OBJECTIVE: From the entries that follow, extract each line holding the string "this".

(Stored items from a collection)

>>>>

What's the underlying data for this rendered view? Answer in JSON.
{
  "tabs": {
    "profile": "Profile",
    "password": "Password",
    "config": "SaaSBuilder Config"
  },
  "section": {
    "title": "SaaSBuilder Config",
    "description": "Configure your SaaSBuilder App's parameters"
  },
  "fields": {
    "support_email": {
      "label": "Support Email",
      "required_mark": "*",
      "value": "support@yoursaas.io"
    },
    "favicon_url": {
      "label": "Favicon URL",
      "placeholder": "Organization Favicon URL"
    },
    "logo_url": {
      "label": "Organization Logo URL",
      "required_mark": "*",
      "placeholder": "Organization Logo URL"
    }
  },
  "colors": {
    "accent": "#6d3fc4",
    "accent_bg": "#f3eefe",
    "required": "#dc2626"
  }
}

<<<<
>>>>

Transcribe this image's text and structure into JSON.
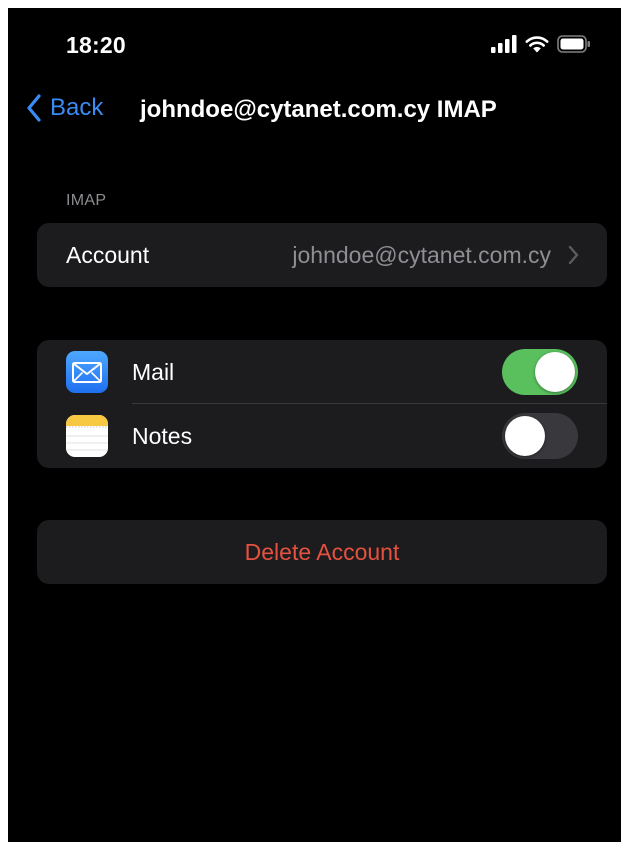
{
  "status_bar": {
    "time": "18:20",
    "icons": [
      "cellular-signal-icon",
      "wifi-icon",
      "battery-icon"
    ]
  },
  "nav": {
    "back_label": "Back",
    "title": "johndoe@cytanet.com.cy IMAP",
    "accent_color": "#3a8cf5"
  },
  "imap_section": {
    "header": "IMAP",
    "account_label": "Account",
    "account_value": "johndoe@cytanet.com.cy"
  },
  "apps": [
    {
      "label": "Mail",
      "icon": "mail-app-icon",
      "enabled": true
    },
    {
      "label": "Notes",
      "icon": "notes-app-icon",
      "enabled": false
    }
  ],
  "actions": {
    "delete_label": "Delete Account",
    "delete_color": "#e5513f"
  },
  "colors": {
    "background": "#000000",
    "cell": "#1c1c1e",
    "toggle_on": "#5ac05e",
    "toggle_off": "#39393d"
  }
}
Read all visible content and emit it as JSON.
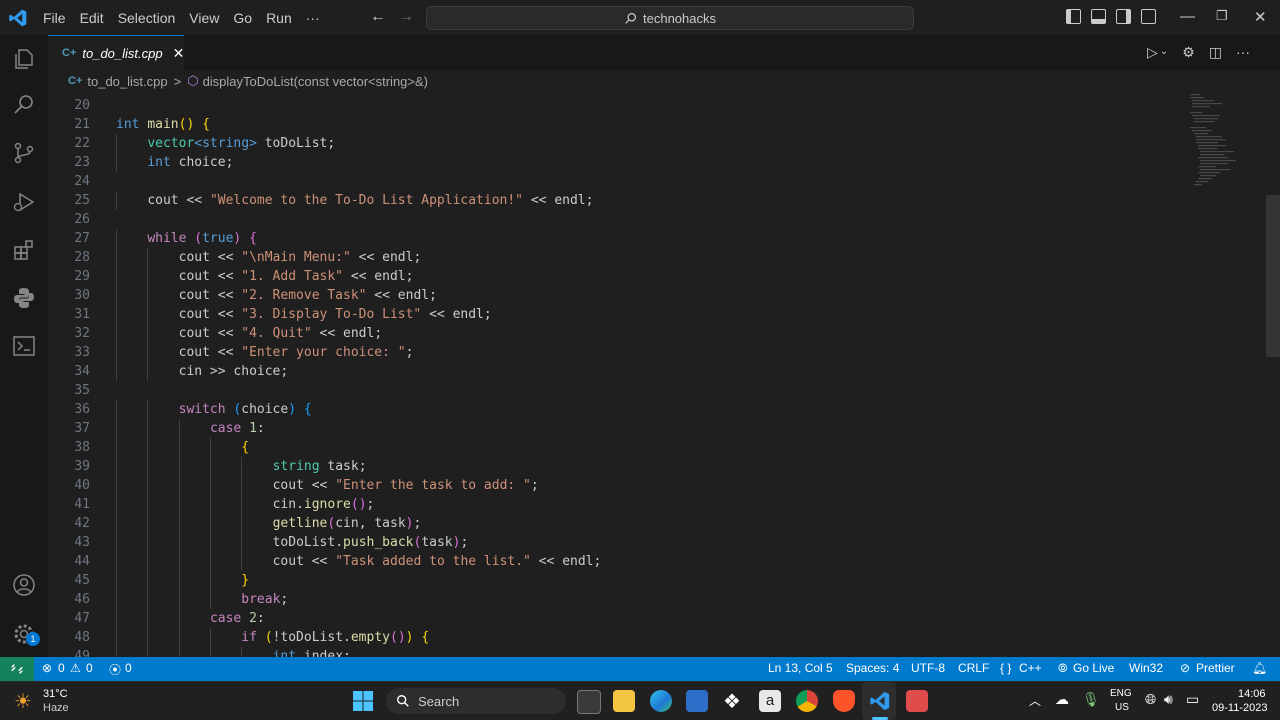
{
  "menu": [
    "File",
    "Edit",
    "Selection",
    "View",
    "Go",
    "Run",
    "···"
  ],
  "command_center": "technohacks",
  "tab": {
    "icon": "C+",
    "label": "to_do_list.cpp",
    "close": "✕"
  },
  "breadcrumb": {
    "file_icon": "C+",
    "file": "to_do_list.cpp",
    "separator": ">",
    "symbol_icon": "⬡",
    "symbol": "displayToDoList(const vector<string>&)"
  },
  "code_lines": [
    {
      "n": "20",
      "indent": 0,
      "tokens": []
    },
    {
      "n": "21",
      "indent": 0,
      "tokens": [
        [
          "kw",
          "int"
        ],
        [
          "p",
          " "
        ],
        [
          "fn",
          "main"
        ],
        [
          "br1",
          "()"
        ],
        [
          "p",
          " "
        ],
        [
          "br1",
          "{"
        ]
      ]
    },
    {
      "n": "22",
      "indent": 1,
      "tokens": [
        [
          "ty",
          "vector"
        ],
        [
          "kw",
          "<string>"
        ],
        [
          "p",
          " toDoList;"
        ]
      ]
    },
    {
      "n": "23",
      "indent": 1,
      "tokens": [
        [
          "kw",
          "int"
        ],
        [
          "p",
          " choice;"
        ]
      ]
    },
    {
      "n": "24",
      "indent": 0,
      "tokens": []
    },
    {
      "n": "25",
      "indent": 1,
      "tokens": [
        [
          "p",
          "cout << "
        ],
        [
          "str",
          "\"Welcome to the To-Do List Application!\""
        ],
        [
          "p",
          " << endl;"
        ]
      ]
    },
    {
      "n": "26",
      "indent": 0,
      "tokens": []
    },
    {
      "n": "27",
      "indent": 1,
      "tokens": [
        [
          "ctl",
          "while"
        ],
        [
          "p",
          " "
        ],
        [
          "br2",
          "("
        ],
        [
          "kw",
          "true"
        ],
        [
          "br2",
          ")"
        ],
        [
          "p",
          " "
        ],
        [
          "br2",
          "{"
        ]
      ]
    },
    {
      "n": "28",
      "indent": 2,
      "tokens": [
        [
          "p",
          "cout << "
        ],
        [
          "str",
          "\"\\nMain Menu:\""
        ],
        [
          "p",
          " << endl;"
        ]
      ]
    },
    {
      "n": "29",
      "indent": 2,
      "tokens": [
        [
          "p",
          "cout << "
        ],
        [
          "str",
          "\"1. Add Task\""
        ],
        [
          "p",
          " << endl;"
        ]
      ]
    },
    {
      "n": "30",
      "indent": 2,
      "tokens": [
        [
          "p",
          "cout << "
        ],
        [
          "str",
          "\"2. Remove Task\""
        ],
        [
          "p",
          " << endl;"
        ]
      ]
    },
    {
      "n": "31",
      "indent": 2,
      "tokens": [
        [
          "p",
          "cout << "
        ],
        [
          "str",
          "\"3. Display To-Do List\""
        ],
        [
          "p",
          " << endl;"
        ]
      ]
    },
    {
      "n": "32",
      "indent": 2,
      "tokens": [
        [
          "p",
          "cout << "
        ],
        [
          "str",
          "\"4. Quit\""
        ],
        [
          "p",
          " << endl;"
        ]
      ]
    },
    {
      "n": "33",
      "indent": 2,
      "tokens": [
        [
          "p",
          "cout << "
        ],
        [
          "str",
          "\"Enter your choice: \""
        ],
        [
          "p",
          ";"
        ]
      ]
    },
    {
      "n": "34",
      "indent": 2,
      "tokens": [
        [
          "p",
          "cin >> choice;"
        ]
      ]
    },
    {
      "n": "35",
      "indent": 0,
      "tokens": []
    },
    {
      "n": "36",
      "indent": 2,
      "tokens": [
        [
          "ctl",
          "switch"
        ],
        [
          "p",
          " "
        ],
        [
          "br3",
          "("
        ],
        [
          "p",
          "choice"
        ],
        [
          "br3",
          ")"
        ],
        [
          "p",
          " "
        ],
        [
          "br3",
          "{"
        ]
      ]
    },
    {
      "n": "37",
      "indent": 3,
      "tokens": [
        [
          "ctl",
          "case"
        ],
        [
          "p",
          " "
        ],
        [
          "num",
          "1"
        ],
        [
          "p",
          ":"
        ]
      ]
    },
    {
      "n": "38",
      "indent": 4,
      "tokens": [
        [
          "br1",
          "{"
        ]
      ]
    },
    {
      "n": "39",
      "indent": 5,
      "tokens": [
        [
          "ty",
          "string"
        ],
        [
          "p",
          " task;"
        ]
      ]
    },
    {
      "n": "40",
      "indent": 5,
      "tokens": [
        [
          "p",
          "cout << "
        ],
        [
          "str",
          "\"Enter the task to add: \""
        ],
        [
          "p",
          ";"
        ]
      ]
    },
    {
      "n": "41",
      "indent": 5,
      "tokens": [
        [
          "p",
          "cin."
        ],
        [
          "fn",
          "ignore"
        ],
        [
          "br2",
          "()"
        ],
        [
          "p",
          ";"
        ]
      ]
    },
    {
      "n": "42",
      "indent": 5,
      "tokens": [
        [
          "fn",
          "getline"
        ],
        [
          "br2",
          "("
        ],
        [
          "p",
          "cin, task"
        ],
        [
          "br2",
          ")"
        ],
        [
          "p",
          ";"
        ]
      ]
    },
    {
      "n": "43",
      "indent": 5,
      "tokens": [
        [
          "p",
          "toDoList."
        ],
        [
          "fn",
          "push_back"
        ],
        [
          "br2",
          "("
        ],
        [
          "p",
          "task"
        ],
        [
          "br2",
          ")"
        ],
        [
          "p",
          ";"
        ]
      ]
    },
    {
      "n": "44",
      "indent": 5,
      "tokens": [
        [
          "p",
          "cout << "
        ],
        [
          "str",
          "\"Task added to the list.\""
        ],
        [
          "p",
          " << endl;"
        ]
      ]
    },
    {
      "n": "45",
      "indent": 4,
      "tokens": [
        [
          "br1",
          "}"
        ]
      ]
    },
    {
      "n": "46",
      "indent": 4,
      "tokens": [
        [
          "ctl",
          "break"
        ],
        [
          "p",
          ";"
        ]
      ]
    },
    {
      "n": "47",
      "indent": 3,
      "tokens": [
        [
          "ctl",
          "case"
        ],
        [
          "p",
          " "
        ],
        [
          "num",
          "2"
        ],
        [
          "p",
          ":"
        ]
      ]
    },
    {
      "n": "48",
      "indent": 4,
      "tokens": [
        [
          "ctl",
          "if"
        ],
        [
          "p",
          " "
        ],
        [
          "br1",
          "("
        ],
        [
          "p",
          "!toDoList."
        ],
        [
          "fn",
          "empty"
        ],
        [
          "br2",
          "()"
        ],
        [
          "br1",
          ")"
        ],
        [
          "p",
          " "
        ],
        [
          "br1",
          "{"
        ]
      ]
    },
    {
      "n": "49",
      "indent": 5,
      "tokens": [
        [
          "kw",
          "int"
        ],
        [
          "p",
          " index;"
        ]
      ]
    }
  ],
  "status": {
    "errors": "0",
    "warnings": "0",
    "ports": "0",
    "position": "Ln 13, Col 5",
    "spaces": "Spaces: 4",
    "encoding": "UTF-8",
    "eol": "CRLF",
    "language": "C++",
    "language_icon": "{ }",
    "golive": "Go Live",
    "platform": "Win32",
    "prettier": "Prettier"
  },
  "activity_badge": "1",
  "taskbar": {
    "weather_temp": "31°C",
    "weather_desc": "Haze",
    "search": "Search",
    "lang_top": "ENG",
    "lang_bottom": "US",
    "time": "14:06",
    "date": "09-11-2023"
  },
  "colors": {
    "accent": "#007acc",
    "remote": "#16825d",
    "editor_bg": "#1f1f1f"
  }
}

<<<<

OUTPUT BELOW:
What's the underlying data for this rendered view? Answer in JSON.
Transcribe this image's text and structure into JSON.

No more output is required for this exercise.